-------- INPUT FOR THIS TASK --------

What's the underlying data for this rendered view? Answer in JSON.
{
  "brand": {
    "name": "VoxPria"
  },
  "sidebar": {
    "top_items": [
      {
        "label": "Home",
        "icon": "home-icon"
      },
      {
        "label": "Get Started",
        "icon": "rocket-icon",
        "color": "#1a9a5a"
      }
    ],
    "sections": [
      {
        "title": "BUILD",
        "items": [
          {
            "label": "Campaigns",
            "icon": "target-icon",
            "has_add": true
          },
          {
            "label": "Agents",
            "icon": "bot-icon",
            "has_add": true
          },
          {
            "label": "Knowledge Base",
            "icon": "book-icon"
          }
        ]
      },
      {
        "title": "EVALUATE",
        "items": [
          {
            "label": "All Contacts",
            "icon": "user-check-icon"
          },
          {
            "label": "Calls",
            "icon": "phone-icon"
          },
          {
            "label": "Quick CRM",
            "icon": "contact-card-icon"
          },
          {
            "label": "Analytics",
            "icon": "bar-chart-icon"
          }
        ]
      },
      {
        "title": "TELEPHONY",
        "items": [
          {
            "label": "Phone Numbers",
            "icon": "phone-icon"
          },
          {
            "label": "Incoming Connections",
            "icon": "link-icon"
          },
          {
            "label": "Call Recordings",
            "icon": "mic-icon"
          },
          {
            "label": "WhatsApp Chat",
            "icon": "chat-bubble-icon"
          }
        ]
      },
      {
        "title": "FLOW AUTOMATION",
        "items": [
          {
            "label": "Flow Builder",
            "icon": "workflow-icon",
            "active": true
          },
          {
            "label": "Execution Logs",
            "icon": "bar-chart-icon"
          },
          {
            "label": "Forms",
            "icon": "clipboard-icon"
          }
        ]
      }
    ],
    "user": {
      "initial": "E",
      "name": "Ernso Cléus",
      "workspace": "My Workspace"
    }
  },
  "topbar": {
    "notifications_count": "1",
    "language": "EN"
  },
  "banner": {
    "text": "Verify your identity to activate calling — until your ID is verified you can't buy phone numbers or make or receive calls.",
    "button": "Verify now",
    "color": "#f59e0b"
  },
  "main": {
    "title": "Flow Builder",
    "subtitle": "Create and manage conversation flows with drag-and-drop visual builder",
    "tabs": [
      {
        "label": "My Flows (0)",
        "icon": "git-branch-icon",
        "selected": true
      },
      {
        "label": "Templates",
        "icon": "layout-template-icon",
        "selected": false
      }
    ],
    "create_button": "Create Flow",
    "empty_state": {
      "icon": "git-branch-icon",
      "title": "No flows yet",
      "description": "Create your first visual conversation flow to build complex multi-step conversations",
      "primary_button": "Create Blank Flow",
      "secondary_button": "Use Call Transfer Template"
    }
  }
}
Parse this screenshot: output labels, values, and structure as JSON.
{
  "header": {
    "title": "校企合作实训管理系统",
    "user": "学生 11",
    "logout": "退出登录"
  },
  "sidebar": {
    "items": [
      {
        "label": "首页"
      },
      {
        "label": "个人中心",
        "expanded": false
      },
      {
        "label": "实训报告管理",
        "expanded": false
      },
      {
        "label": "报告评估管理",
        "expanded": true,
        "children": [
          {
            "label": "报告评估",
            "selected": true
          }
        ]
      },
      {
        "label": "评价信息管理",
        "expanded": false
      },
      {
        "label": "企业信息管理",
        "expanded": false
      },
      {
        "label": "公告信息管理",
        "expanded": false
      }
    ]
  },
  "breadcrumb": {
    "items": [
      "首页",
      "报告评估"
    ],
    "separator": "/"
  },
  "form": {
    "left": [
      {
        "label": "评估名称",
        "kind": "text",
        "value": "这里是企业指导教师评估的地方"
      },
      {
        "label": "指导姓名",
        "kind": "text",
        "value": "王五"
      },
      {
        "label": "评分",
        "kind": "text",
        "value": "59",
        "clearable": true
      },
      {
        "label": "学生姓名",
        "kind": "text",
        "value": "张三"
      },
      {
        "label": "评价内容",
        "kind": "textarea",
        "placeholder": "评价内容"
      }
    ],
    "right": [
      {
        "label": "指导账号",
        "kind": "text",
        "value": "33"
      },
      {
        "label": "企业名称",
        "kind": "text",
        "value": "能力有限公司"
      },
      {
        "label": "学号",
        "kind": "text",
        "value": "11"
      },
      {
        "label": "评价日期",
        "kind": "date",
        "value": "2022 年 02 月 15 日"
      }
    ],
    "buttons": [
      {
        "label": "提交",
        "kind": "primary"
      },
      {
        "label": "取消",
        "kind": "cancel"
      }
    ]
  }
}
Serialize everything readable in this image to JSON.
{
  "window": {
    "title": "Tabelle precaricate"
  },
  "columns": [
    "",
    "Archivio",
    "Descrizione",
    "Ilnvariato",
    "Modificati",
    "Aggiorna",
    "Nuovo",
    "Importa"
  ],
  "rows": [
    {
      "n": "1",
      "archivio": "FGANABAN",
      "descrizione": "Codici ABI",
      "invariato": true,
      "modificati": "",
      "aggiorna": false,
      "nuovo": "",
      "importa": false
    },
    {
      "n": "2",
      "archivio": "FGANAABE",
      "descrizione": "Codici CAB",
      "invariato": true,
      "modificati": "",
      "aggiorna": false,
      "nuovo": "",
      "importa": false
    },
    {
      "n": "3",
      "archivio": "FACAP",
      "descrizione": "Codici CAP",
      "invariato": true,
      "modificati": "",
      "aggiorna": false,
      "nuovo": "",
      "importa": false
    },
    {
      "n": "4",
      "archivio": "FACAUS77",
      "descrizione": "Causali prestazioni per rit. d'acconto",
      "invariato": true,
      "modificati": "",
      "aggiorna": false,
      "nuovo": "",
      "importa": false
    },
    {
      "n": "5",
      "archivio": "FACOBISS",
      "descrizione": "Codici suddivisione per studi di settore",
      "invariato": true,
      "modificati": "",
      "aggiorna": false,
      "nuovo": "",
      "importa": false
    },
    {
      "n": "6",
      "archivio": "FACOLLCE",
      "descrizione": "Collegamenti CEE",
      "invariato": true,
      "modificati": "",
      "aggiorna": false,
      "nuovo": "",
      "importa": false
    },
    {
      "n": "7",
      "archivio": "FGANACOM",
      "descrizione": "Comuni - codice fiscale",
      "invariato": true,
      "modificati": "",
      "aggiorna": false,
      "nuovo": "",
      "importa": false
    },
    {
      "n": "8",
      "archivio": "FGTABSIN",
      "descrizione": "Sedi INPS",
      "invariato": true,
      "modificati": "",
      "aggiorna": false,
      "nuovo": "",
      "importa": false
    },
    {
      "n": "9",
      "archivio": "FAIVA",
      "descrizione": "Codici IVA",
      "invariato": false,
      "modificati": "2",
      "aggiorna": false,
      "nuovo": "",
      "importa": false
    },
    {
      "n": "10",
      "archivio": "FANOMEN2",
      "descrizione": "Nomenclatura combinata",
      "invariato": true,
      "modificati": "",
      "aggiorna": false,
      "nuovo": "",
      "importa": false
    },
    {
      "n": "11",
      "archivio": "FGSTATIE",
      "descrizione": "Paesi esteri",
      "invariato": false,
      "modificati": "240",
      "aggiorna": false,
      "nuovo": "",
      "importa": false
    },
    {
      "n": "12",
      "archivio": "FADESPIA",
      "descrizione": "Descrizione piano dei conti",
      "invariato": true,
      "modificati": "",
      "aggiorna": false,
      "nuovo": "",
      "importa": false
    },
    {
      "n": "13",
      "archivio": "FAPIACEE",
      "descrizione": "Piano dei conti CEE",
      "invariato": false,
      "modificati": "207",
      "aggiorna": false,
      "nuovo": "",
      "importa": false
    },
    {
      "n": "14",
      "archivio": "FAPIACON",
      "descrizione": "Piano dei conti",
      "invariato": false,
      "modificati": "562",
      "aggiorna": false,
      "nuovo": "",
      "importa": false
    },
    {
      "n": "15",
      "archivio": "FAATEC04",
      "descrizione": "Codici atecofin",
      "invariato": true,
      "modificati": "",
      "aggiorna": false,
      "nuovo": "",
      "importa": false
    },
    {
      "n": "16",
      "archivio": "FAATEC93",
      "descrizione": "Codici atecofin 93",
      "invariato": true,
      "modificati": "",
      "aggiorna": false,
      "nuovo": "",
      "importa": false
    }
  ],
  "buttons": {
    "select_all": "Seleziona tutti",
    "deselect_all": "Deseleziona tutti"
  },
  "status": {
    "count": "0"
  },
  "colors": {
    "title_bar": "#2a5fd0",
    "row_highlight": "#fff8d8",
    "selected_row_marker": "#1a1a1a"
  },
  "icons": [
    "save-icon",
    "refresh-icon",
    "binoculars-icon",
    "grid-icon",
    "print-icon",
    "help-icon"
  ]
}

--------

Check every line of the data above for the string "Verify", and copy those that have it.

ANSWER TO THIS PROBLEM ▸
    "text": "Verify your identity to activate calling — until your ID is verified you can't buy phone numbers or make or receive calls.",
    "button": "Verify now",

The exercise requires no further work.